- _YOUR GOAL_: Retype the items below character for character, starting with the first line and continuing through the line that contains "- x-axis-title: Количество", including both ends.

━━━━━━━━━━

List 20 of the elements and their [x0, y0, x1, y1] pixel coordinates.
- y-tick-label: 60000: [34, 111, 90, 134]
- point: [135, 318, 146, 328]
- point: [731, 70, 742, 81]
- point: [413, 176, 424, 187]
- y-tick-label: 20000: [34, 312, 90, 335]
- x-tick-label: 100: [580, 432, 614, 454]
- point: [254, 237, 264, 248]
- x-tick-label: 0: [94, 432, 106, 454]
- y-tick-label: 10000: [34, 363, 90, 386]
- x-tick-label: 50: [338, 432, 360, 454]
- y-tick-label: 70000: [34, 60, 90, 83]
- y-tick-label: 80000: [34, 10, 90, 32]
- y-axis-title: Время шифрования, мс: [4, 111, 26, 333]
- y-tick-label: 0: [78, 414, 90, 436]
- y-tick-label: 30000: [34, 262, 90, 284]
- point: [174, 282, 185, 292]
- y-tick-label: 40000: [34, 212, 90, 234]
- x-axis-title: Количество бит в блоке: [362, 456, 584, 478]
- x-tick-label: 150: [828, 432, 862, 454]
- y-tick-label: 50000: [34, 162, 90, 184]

━━━━━━━━━━

- _RESULT OF THIS TASK_:
List 20 of the elements and their [x0, y0, x1, y1] pixel coordinates.
- y-tick-label: 60000: [34, 111, 90, 134]
- point: [135, 318, 146, 328]
- point: [731, 70, 742, 81]
- point: [413, 176, 424, 187]
- y-tick-label: 20000: [34, 312, 90, 335]
- x-tick-label: 100: [580, 432, 614, 454]
- point: [254, 237, 264, 248]
- x-tick-label: 0: [94, 432, 106, 454]
- y-tick-label: 10000: [34, 363, 90, 386]
- x-tick-label: 50: [338, 432, 360, 454]
- y-tick-label: 70000: [34, 60, 90, 83]
- y-tick-label: 80000: [34, 10, 90, 32]
- y-axis-title: Время шифрования, мс: [4, 111, 26, 333]
- y-tick-label: 0: [78, 414, 90, 436]
- y-tick-label: 30000: [34, 262, 90, 284]
- point: [174, 282, 185, 292]
- y-tick-label: 40000: [34, 212, 90, 234]
- x-axis-title: Количество бит в блоке: [362, 456, 584, 478]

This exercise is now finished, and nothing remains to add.